## [PROBLEM DETAILS]
Write out the data below exactly as given, without any of its pictures.

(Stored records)
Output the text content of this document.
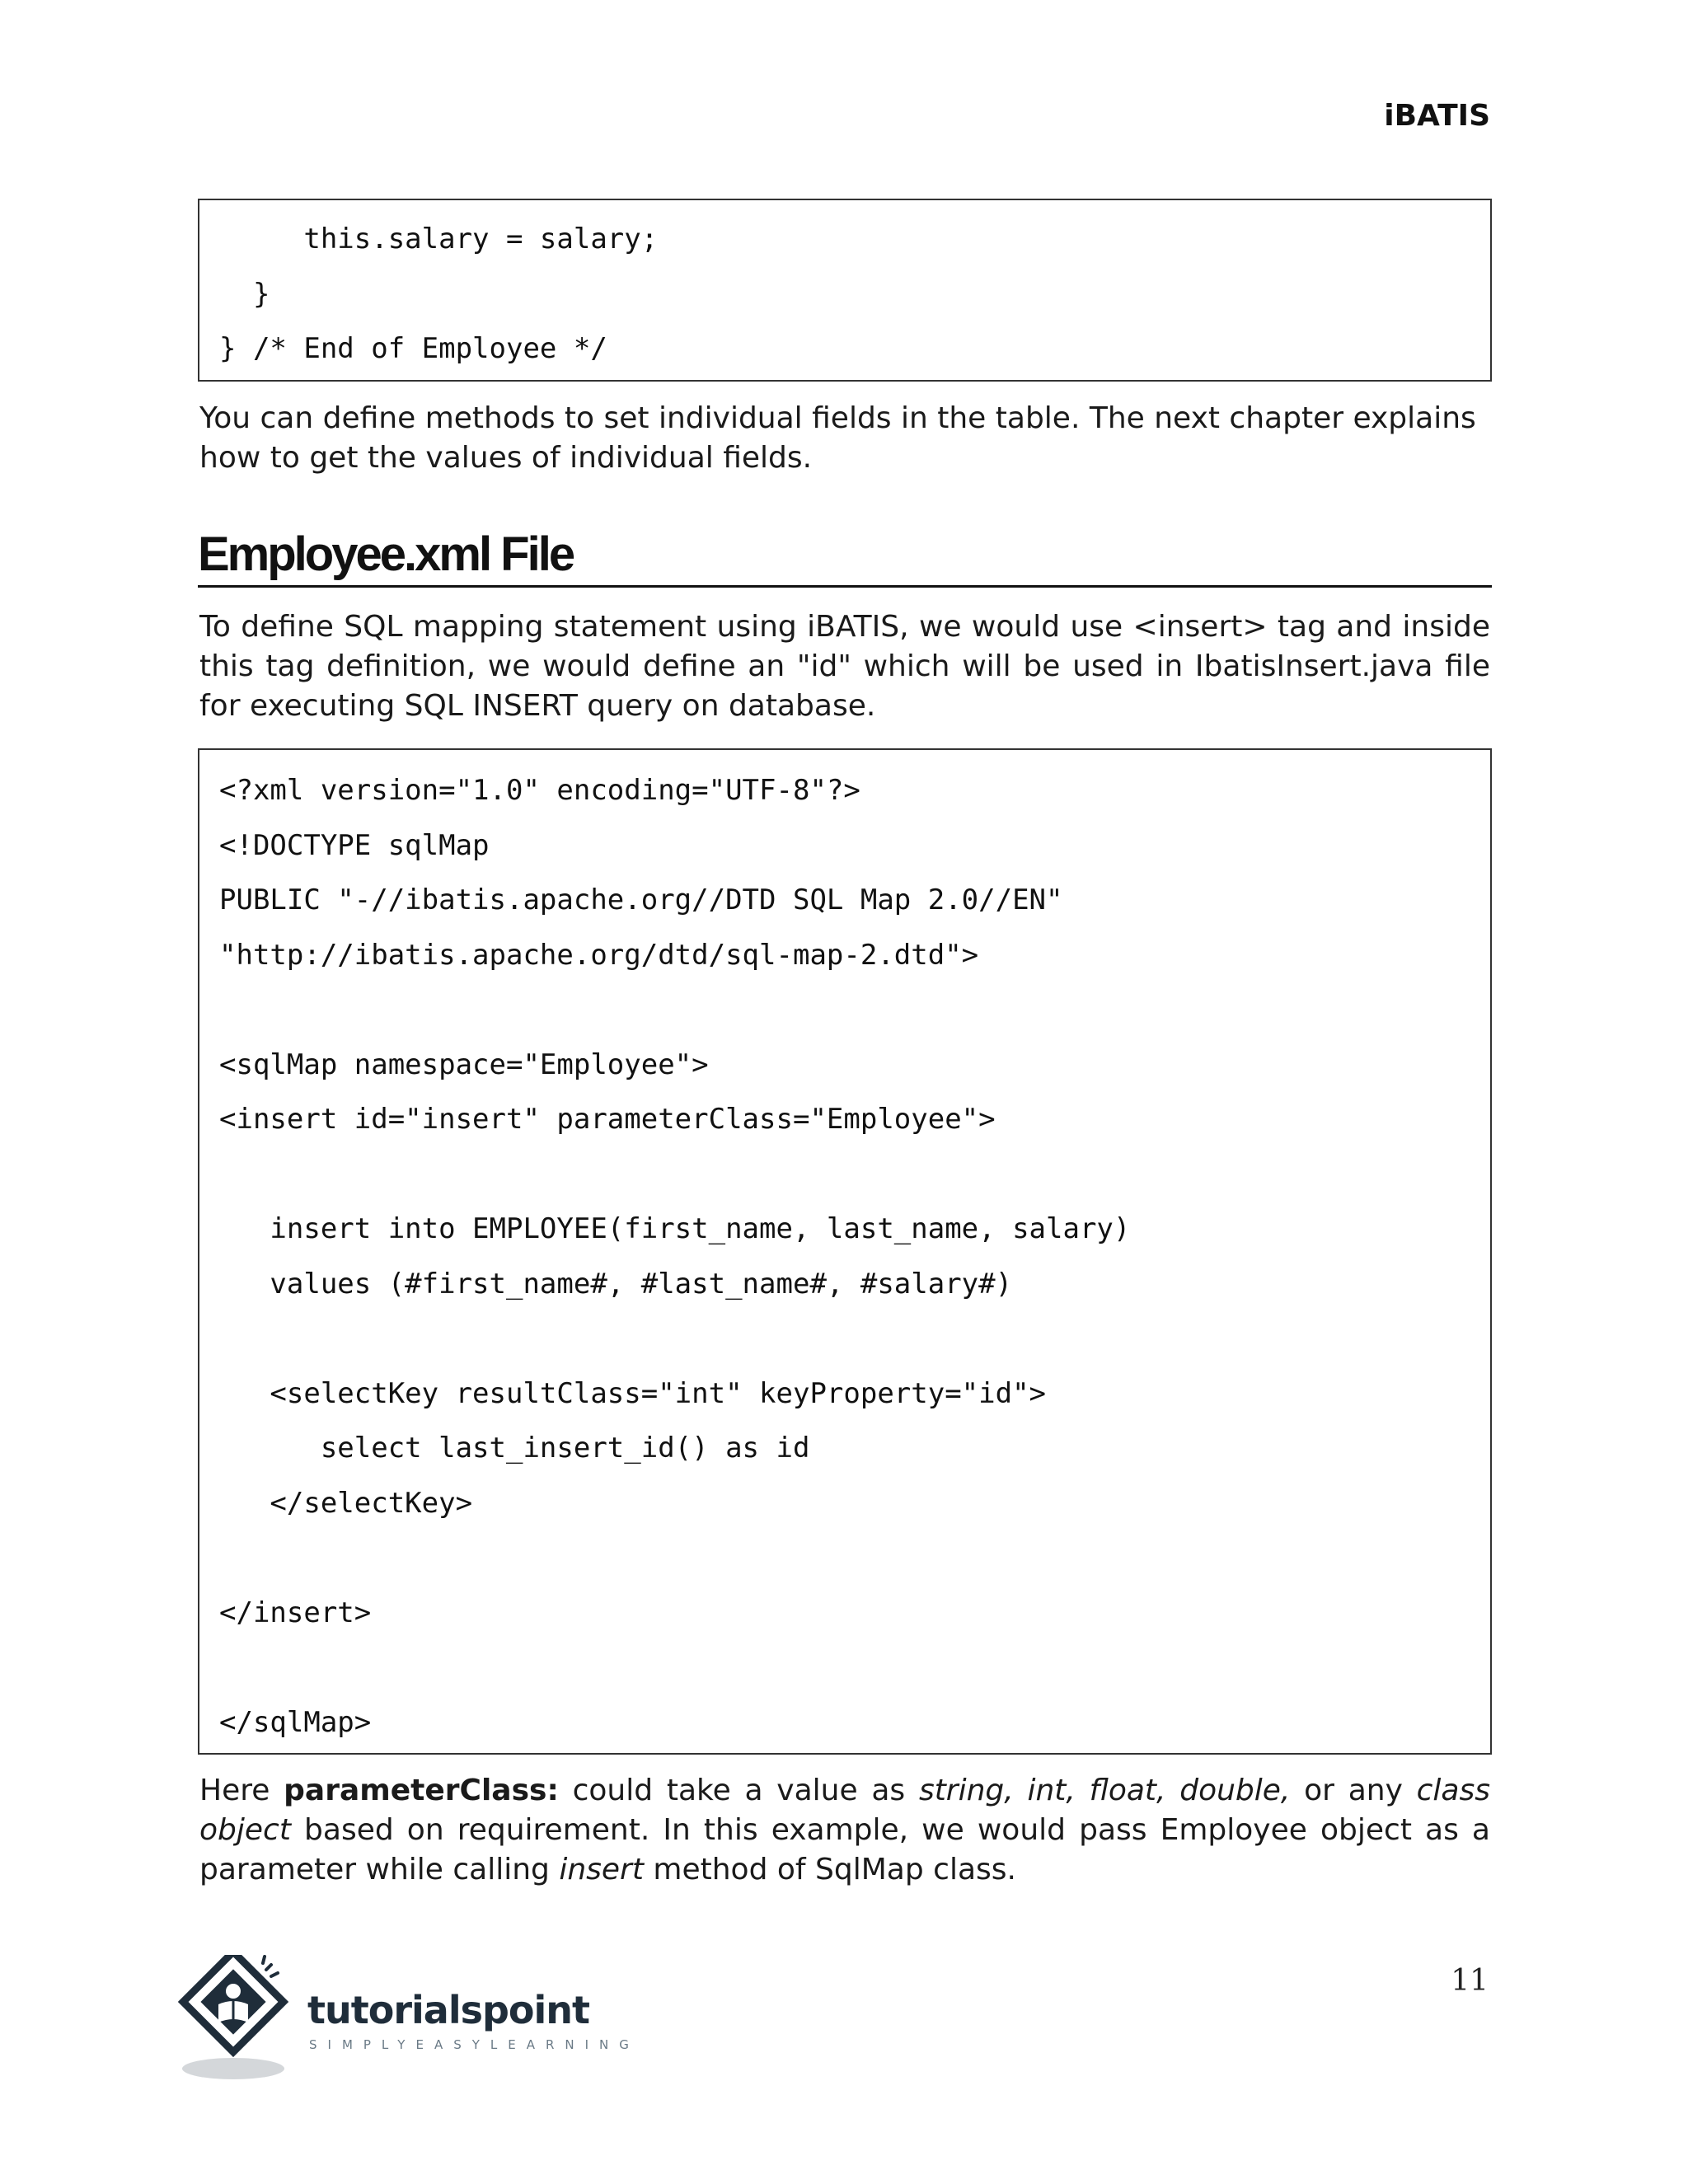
iBATIS
this.salary = salary;
}
} /* End of Employee */

You can define methods to set individual fields in the table. The next chapter explains how to get the values of individual fields.

Employee.xml File

To define SQL mapping statement using iBATIS, we would use <insert> tag and inside this tag definition, we would define an "id" which will be used in IbatisInsert.java file for executing SQL INSERT query on database.

<?xml version="1.0" encoding="UTF-8"?>
<!DOCTYPE sqlMap
PUBLIC "-//ibatis.apache.org//DTD SQL Map 2.0//EN"
"http://ibatis.apache.org/dtd/sql-map-2.dtd">
<sqlMap namespace="Employee">
<insert id="insert" parameterClass="Employee">
insert into EMPLOYEE(first_name, last_name, salary)
values (#first_name#, #last_name#, #salary#)
<selectKey resultClass="int" keyProperty="id">
select last_insert_id() as id
</selectKey>
</insert>
</sqlMap>

Here parameterClass: could take a value as string, int, float, double, or any class object based on requirement. In this example, we would pass Employee object as a parameter while calling insert method of SqlMap class.

11
tutorialspoint
SIMPLYEASYLEARNING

## [COMPLETE RESPONSE]
Output the text content of this document.
iBATIS
this.salary = salary;
}
} /* End of Employee */

You can define methods to set individual fields in the table. The next chapter explains how to get the values of individual fields.

Employee.xml File

To define SQL mapping statement using iBATIS, we would use <insert> tag and inside this tag definition, we would define an "id" which will be used in IbatisInsert.java file for executing SQL INSERT query on database.

<?xml version="1.0" encoding="UTF-8"?>
<!DOCTYPE sqlMap
PUBLIC "-//ibatis.apache.org//DTD SQL Map 2.0//EN"
"http://ibatis.apache.org/dtd/sql-map-2.dtd">
<sqlMap namespace="Employee">
<insert id="insert" parameterClass="Employee">
insert into EMPLOYEE(first_name, last_name, salary)
values (#first_name#, #last_name#, #salary#)
<selectKey resultClass="int" keyProperty="id">
select last_insert_id() as id
</selectKey>
</insert>
</sqlMap>

Here parameterClass: could take a value as string, int, float, double, or any class object based on requirement. In this example, we would pass Employee object as a parameter while calling insert method of SqlMap class.

11
tutorialspoint
SIMPLYEASYLEARNING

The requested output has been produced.